DIRECTIONS
Draw out every line with the word "candlestick" from the listing below.

[START OF RECORDS FOR THIS TASK]

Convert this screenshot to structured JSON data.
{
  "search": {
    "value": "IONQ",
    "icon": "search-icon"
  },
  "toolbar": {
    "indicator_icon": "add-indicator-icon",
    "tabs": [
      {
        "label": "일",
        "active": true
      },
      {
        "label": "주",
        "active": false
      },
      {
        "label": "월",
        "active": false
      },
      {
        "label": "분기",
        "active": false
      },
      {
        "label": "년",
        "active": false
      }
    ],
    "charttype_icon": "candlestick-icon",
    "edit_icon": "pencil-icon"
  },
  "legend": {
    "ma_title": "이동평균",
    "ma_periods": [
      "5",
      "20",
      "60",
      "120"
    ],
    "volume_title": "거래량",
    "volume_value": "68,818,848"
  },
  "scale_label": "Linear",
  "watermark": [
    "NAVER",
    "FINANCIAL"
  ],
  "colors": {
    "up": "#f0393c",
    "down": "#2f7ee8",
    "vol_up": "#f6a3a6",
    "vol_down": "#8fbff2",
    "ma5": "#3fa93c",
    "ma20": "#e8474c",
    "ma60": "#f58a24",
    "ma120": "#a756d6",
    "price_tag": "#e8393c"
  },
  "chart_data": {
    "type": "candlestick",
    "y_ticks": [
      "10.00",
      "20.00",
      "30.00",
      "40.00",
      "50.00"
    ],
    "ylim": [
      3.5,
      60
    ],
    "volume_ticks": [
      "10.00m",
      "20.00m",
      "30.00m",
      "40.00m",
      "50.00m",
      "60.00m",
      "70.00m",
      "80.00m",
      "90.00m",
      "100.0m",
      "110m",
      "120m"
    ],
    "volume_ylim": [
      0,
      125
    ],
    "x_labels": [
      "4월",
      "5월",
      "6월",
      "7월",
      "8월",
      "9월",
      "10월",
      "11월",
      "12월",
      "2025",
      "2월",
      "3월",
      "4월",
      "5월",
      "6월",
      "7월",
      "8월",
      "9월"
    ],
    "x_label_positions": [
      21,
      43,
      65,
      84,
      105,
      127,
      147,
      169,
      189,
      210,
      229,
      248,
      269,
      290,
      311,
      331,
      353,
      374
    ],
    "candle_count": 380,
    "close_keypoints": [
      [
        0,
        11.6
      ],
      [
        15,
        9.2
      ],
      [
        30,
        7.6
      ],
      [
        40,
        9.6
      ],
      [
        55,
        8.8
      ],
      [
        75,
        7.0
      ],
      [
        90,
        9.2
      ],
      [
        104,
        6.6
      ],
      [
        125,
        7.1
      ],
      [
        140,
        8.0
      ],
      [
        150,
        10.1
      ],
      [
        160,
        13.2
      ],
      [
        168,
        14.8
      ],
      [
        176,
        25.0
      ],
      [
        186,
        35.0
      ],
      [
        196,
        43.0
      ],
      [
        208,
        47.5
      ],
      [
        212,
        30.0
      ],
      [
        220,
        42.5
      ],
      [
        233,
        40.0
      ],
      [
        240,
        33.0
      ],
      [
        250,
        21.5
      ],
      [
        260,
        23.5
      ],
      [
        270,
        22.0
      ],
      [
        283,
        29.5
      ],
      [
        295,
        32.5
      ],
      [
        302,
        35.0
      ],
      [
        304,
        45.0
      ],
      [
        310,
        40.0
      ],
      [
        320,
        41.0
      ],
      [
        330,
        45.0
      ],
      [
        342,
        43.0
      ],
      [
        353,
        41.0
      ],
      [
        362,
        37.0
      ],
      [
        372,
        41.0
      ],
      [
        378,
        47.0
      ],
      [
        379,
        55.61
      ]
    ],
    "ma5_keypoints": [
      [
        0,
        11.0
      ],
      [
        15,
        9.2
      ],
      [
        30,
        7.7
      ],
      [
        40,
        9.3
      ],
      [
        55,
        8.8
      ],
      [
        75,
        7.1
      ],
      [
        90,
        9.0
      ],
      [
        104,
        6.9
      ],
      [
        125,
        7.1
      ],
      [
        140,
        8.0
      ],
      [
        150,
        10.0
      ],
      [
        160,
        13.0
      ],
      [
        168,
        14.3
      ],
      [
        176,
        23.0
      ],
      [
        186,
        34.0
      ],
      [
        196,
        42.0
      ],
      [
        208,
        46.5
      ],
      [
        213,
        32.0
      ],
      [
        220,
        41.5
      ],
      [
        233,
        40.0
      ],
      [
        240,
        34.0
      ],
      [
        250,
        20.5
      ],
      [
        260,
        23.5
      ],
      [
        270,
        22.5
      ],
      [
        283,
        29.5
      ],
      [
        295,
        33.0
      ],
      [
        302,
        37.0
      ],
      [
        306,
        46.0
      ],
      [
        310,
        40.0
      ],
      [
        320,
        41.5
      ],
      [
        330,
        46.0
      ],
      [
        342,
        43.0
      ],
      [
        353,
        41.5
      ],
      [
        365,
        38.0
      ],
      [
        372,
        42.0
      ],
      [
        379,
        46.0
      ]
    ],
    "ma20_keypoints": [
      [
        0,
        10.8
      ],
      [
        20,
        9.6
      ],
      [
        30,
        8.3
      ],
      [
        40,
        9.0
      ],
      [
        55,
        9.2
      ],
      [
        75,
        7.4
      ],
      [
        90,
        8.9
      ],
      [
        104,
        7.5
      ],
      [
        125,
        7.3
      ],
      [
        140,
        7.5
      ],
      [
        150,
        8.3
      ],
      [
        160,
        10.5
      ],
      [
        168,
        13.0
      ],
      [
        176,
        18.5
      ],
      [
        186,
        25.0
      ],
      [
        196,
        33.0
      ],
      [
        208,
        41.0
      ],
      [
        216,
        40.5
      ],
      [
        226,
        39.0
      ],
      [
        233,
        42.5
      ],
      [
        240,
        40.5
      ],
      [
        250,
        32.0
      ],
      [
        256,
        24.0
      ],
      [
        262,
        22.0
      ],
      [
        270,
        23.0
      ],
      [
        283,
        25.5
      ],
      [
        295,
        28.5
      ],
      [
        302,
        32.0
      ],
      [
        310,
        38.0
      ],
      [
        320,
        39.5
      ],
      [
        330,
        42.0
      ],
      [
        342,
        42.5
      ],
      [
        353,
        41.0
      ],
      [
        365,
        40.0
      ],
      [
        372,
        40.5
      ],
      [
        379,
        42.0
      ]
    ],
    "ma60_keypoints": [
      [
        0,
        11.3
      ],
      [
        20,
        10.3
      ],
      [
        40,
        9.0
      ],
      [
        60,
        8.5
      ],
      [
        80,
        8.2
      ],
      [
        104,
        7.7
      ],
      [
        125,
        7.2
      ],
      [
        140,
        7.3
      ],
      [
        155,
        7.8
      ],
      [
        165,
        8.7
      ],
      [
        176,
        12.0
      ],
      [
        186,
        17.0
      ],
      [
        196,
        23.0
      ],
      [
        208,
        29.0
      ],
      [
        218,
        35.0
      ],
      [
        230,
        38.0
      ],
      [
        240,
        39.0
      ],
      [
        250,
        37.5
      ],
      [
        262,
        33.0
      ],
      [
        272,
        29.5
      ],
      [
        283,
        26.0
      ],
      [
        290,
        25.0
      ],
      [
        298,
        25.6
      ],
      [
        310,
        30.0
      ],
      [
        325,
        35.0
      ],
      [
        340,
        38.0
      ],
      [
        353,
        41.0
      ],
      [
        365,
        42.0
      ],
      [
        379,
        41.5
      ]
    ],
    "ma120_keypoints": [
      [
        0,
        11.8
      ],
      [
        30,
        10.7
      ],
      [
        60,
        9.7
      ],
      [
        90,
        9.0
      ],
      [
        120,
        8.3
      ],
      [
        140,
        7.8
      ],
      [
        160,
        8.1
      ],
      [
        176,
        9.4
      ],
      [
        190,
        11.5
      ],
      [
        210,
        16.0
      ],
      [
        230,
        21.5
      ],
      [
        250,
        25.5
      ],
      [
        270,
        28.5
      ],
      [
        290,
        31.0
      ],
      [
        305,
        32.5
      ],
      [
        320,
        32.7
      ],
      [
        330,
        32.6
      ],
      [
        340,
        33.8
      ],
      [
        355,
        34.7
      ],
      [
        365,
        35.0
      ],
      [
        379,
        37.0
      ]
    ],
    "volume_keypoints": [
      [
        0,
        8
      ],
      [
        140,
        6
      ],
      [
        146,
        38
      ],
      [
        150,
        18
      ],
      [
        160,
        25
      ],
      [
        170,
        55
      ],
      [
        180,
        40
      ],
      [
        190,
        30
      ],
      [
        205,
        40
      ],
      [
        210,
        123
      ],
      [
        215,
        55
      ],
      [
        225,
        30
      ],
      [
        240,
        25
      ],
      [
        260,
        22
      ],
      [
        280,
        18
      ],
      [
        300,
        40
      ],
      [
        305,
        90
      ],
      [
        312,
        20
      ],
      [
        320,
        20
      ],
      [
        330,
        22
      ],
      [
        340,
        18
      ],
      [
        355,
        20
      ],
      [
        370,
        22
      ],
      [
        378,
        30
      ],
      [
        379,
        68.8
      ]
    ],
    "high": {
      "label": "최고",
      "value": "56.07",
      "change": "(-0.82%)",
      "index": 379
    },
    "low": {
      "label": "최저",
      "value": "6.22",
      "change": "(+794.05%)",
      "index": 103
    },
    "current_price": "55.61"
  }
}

[END OF RECORDS FOR THIS TASK]

RESPONSE TO THIS EXERCISE
    "charttype_icon": "candlestick-icon",
    "type": "candlestick",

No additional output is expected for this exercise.